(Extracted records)

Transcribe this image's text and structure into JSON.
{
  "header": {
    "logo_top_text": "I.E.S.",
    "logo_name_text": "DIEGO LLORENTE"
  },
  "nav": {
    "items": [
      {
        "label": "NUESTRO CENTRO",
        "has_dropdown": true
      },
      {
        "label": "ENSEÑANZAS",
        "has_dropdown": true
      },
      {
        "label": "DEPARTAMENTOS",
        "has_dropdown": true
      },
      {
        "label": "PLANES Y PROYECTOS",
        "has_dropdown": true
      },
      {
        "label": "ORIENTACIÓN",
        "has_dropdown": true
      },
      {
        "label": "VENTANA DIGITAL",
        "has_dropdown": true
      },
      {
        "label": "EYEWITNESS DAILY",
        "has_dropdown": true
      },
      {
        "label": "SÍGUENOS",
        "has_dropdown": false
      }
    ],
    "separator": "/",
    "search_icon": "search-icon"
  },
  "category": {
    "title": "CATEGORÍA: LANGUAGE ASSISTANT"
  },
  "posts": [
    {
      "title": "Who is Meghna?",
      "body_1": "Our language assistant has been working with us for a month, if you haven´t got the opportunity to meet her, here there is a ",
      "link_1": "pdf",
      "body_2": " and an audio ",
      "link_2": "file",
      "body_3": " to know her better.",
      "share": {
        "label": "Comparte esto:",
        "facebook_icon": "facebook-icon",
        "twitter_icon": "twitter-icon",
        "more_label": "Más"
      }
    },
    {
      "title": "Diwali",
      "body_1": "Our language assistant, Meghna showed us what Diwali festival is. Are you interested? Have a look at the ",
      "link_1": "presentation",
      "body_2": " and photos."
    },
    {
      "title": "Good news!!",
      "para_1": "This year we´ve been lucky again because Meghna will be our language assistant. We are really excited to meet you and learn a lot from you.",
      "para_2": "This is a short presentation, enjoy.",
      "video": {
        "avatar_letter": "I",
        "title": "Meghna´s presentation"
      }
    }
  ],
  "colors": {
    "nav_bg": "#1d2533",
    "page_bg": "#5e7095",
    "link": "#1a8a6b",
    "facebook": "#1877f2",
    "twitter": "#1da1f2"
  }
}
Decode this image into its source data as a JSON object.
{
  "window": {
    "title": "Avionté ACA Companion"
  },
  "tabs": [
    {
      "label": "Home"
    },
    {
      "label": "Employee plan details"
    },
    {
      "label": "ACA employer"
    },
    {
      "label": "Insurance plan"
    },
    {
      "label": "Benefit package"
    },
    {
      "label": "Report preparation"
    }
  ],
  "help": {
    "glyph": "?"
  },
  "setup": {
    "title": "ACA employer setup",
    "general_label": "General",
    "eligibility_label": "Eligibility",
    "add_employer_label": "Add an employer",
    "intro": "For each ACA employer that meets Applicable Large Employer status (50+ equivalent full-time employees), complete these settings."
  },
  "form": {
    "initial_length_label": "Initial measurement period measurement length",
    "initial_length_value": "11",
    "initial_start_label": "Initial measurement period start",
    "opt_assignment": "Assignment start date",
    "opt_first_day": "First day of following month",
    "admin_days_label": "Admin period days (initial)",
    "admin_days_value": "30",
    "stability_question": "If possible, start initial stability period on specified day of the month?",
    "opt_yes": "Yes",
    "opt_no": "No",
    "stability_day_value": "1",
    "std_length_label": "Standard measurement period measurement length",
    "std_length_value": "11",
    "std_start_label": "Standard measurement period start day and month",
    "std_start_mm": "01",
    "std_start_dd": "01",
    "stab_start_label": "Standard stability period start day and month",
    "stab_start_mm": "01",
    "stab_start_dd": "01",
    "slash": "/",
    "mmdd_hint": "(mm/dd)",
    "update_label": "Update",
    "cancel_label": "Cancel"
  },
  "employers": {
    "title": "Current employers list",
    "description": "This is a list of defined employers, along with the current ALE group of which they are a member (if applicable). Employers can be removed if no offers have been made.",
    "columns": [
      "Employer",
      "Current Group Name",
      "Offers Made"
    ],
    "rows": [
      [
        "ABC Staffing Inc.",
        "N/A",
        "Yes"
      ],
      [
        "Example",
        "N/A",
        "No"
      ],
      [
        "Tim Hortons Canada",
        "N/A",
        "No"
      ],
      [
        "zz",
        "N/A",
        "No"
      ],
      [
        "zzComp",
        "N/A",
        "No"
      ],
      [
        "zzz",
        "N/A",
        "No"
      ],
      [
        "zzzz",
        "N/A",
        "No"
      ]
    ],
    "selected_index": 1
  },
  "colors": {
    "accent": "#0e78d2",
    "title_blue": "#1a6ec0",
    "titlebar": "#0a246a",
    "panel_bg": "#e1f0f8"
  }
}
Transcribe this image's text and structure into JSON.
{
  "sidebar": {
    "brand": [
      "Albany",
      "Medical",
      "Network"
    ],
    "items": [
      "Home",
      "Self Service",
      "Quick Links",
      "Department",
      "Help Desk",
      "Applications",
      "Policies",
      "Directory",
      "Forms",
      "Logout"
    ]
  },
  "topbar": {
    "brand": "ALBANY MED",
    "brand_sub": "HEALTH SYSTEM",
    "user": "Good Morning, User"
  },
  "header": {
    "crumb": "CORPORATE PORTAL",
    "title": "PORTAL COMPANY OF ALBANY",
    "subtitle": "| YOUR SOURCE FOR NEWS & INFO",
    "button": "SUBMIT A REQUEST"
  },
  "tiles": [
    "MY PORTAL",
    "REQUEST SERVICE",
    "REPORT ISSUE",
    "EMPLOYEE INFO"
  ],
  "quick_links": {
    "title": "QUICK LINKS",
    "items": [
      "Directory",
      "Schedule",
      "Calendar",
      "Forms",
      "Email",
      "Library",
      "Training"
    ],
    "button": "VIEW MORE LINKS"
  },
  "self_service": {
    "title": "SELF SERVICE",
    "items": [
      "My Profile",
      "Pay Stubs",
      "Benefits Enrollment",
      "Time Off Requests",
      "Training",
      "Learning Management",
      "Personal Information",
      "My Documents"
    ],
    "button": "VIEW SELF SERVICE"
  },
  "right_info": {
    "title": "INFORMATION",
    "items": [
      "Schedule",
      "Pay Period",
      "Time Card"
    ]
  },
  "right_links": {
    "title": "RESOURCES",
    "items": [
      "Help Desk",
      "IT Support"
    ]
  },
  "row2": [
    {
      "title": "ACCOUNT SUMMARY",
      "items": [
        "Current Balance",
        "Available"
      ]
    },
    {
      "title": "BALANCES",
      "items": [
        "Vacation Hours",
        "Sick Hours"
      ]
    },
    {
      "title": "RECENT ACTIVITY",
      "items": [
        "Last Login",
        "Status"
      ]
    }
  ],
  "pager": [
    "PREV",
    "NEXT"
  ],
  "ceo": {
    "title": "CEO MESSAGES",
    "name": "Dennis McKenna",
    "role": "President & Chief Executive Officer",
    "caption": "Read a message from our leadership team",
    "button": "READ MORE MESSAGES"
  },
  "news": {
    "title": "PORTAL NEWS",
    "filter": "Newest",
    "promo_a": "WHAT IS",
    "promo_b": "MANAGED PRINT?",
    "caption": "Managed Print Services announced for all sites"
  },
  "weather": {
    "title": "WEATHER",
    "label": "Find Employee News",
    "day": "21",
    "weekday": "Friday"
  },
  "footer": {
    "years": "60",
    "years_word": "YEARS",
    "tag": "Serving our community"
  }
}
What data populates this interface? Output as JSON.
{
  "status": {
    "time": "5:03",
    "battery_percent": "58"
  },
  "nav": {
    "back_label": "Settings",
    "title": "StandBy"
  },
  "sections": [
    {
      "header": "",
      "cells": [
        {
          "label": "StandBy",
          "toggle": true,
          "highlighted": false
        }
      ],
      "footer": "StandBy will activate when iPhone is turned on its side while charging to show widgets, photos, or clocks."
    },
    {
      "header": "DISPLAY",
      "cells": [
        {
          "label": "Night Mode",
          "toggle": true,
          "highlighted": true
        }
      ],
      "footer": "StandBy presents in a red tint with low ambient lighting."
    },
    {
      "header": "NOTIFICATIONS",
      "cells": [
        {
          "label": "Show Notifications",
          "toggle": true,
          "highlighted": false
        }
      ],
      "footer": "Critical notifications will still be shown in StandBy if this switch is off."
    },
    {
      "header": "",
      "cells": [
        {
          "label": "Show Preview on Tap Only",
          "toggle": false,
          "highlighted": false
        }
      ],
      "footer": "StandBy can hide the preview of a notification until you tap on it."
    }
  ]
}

Stated task: Copy exactly the lines above, from the one containing "What data populates" through the very last line.

Reply:
What data populates this interface? Output as JSON.
{
  "status": {
    "time": "5:03",
    "battery_percent": "58"
  },
  "nav": {
    "back_label": "Settings",
    "title": "StandBy"
  },
  "sections": [
    {
      "header": "",
      "cells": [
        {
          "label": "StandBy",
          "toggle": true,
          "highlighted": false
        }
      ],
      "footer": "StandBy will activate when iPhone is turned on its side while charging to show widgets, photos, or clocks."
    },
    {
      "header": "DISPLAY",
      "cells": [
        {
          "label": "Night Mode",
          "toggle": true,
          "highlighted": true
        }
      ],
      "footer": "StandBy presents in a red tint with low ambient lighting."
    },
    {
      "header": "NOTIFICATIONS",
      "cells": [
        {
          "label": "Show Notifications",
          "toggle": true,
          "highlighted": false
        }
      ],
      "footer": "Critical notifications will still be shown in StandBy if this switch is off."
    },
    {
      "header": "",
      "cells": [
        {
          "label": "Show Preview on Tap Only",
          "toggle": false,
          "highlighted": false
        }
      ],
      "footer": "StandBy can hide the preview of a notification until you tap on it."
    }
  ]
}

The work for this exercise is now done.